* start *

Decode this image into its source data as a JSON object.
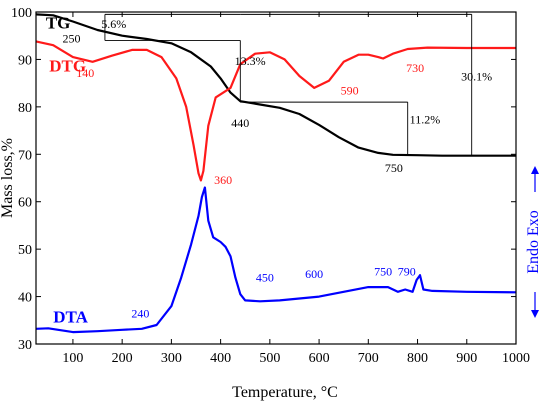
{
  "chart_data": {
    "type": "line",
    "xlabel": "Temperature, °C",
    "ylabel": "Mass loss,%",
    "right_label": "Endo Exo",
    "xlim": [
      25,
      1000
    ],
    "ylim": [
      30,
      100
    ],
    "x_ticks": [
      100,
      200,
      300,
      400,
      500,
      600,
      700,
      800,
      900,
      1000
    ],
    "y_ticks": [
      30,
      40,
      50,
      60,
      70,
      80,
      90,
      100
    ],
    "grid": false,
    "colors": {
      "TG": "#000000",
      "DTG": "#ff1a1a",
      "DTA": "#0000ff"
    },
    "series": [
      {
        "name": "TG",
        "x": [
          25,
          60,
          100,
          150,
          200,
          250,
          300,
          340,
          380,
          400,
          420,
          440,
          480,
          520,
          560,
          600,
          640,
          680,
          720,
          750,
          800,
          850,
          900,
          950,
          1000
        ],
        "y": [
          99.5,
          99.3,
          98.0,
          96.2,
          95.0,
          94.3,
          93.4,
          91.5,
          88.5,
          86.0,
          83.0,
          81.2,
          80.5,
          79.8,
          78.5,
          76.2,
          73.6,
          71.4,
          70.3,
          69.9,
          69.8,
          69.7,
          69.7,
          69.7,
          69.7
        ]
      },
      {
        "name": "DTG",
        "x": [
          25,
          60,
          100,
          140,
          180,
          220,
          250,
          280,
          310,
          330,
          345,
          355,
          360,
          365,
          375,
          390,
          420,
          440,
          470,
          500,
          530,
          560,
          590,
          620,
          650,
          680,
          700,
          720,
          730,
          750,
          780,
          820,
          900,
          1000
        ],
        "y": [
          93.8,
          93.0,
          90.5,
          89.5,
          90.8,
          92.0,
          92.0,
          90.5,
          86.0,
          80.0,
          72.0,
          66.0,
          64.5,
          66.5,
          76.0,
          82.0,
          84.0,
          89.0,
          91.2,
          91.5,
          90.0,
          86.5,
          84.0,
          85.5,
          89.5,
          91.0,
          91.0,
          90.5,
          90.2,
          91.2,
          92.2,
          92.5,
          92.4,
          92.4
        ]
      },
      {
        "name": "DTA",
        "x": [
          25,
          50,
          100,
          150,
          200,
          240,
          270,
          300,
          320,
          340,
          355,
          362,
          368,
          375,
          385,
          400,
          410,
          420,
          430,
          440,
          450,
          480,
          520,
          560,
          600,
          650,
          700,
          740,
          760,
          775,
          790,
          798,
          805,
          812,
          830,
          900,
          1000
        ],
        "y": [
          33.2,
          33.3,
          32.5,
          32.7,
          33.0,
          33.2,
          34.0,
          38.0,
          44.0,
          51.0,
          57.0,
          61.0,
          63.0,
          56.0,
          52.5,
          51.5,
          50.5,
          48.5,
          44.0,
          40.5,
          39.2,
          39.0,
          39.2,
          39.6,
          40.0,
          41.0,
          42.0,
          42.0,
          41.0,
          41.5,
          41.0,
          43.5,
          44.5,
          41.5,
          41.2,
          41.0,
          40.9
        ]
      }
    ],
    "series_labels": [
      {
        "series": "TG",
        "text": "TG",
        "x": 45,
        "y": 96.5
      },
      {
        "series": "DTG",
        "text": "DTG",
        "x": 52,
        "y": 87.5
      },
      {
        "series": "DTA",
        "text": "DTA",
        "x": 60,
        "y": 34.5
      }
    ],
    "annotations": [
      {
        "color": "#000000",
        "text": "5.6%",
        "x": 183,
        "y": 96.6
      },
      {
        "color": "#000000",
        "text": "250",
        "x": 97,
        "y": 93.6
      },
      {
        "color": "#000000",
        "text": "13.3%",
        "x": 460,
        "y": 88.8
      },
      {
        "color": "#000000",
        "text": "440",
        "x": 440,
        "y": 75.8
      },
      {
        "color": "#000000",
        "text": "11.2%",
        "x": 815,
        "y": 76.5
      },
      {
        "color": "#000000",
        "text": "30.1%",
        "x": 920,
        "y": 85.6
      },
      {
        "color": "#000000",
        "text": "750",
        "x": 752,
        "y": 66.3
      },
      {
        "color": "#ff1a1a",
        "text": "140",
        "x": 125,
        "y": 86.3
      },
      {
        "color": "#ff1a1a",
        "text": "360",
        "x": 405,
        "y": 63.7
      },
      {
        "color": "#ff1a1a",
        "text": "590",
        "x": 662,
        "y": 82.6
      },
      {
        "color": "#ff1a1a",
        "text": "730",
        "x": 795,
        "y": 87.4
      },
      {
        "color": "#0000ff",
        "text": "240",
        "x": 237,
        "y": 35.6
      },
      {
        "color": "#0000ff",
        "text": "450",
        "x": 490,
        "y": 43.2
      },
      {
        "color": "#0000ff",
        "text": "600",
        "x": 590,
        "y": 43.9
      },
      {
        "color": "#0000ff",
        "text": "750",
        "x": 730,
        "y": 44.4
      },
      {
        "color": "#0000ff",
        "text": "790",
        "x": 778,
        "y": 44.4
      }
    ]
  }
}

* end *

INSTRUCTION » Above are the records; reproduce them exactly and leave out the pictures.

TASK OUTPUT »
Decode this image into its source data as a JSON object.
{
  "chart_data": {
    "type": "line",
    "xlabel": "Temperature, °C",
    "ylabel": "Mass loss,%",
    "right_label": "Endo Exo",
    "xlim": [
      25,
      1000
    ],
    "ylim": [
      30,
      100
    ],
    "x_ticks": [
      100,
      200,
      300,
      400,
      500,
      600,
      700,
      800,
      900,
      1000
    ],
    "y_ticks": [
      30,
      40,
      50,
      60,
      70,
      80,
      90,
      100
    ],
    "grid": false,
    "colors": {
      "TG": "#000000",
      "DTG": "#ff1a1a",
      "DTA": "#0000ff"
    },
    "series": [
      {
        "name": "TG",
        "x": [
          25,
          60,
          100,
          150,
          200,
          250,
          300,
          340,
          380,
          400,
          420,
          440,
          480,
          520,
          560,
          600,
          640,
          680,
          720,
          750,
          800,
          850,
          900,
          950,
          1000
        ],
        "y": [
          99.5,
          99.3,
          98.0,
          96.2,
          95.0,
          94.3,
          93.4,
          91.5,
          88.5,
          86.0,
          83.0,
          81.2,
          80.5,
          79.8,
          78.5,
          76.2,
          73.6,
          71.4,
          70.3,
          69.9,
          69.8,
          69.7,
          69.7,
          69.7,
          69.7
        ]
      },
      {
        "name": "DTG",
        "x": [
          25,
          60,
          100,
          140,
          180,
          220,
          250,
          280,
          310,
          330,
          345,
          355,
          360,
          365,
          375,
          390,
          420,
          440,
          470,
          500,
          530,
          560,
          590,
          620,
          650,
          680,
          700,
          720,
          730,
          750,
          780,
          820,
          900,
          1000
        ],
        "y": [
          93.8,
          93.0,
          90.5,
          89.5,
          90.8,
          92.0,
          92.0,
          90.5,
          86.0,
          80.0,
          72.0,
          66.0,
          64.5,
          66.5,
          76.0,
          82.0,
          84.0,
          89.0,
          91.2,
          91.5,
          90.0,
          86.5,
          84.0,
          85.5,
          89.5,
          91.0,
          91.0,
          90.5,
          90.2,
          91.2,
          92.2,
          92.5,
          92.4,
          92.4
        ]
      },
      {
        "name": "DTA",
        "x": [
          25,
          50,
          100,
          150,
          200,
          240,
          270,
          300,
          320,
          340,
          355,
          362,
          368,
          375,
          385,
          400,
          410,
          420,
          430,
          440,
          450,
          480,
          520,
          560,
          600,
          650,
          700,
          740,
          760,
          775,
          790,
          798,
          805,
          812,
          830,
          900,
          1000
        ],
        "y": [
          33.2,
          33.3,
          32.5,
          32.7,
          33.0,
          33.2,
          34.0,
          38.0,
          44.0,
          51.0,
          57.0,
          61.0,
          63.0,
          56.0,
          52.5,
          51.5,
          50.5,
          48.5,
          44.0,
          40.5,
          39.2,
          39.0,
          39.2,
          39.6,
          40.0,
          41.0,
          42.0,
          42.0,
          41.0,
          41.5,
          41.0,
          43.5,
          44.5,
          41.5,
          41.2,
          41.0,
          40.9
        ]
      }
    ],
    "series_labels": [
      {
        "series": "TG",
        "text": "TG",
        "x": 45,
        "y": 96.5
      },
      {
        "series": "DTG",
        "text": "DTG",
        "x": 52,
        "y": 87.5
      },
      {
        "series": "DTA",
        "text": "DTA",
        "x": 60,
        "y": 34.5
      }
    ],
    "annotations": [
      {
        "color": "#000000",
        "text": "5.6%",
        "x": 183,
        "y": 96.6
      },
      {
        "color": "#000000",
        "text": "250",
        "x": 97,
        "y": 93.6
      },
      {
        "color": "#000000",
        "text": "13.3%",
        "x": 460,
        "y": 88.8
      },
      {
        "color": "#000000",
        "text": "440",
        "x": 440,
        "y": 75.8
      },
      {
        "color": "#000000",
        "text": "11.2%",
        "x": 815,
        "y": 76.5
      },
      {
        "color": "#000000",
        "text": "30.1%",
        "x": 920,
        "y": 85.6
      },
      {
        "color": "#000000",
        "text": "750",
        "x": 752,
        "y": 66.3
      },
      {
        "color": "#ff1a1a",
        "text": "140",
        "x": 125,
        "y": 86.3
      },
      {
        "color": "#ff1a1a",
        "text": "360",
        "x": 405,
        "y": 63.7
      },
      {
        "color": "#ff1a1a",
        "text": "590",
        "x": 662,
        "y": 82.6
      },
      {
        "color": "#ff1a1a",
        "text": "730",
        "x": 795,
        "y": 87.4
      },
      {
        "color": "#0000ff",
        "text": "240",
        "x": 237,
        "y": 35.6
      },
      {
        "color": "#0000ff",
        "text": "450",
        "x": 490,
        "y": 43.2
      },
      {
        "color": "#0000ff",
        "text": "600",
        "x": 590,
        "y": 43.9
      },
      {
        "color": "#0000ff",
        "text": "750",
        "x": 730,
        "y": 44.4
      },
      {
        "color": "#0000ff",
        "text": "790",
        "x": 778,
        "y": 44.4
      }
    ]
  }
}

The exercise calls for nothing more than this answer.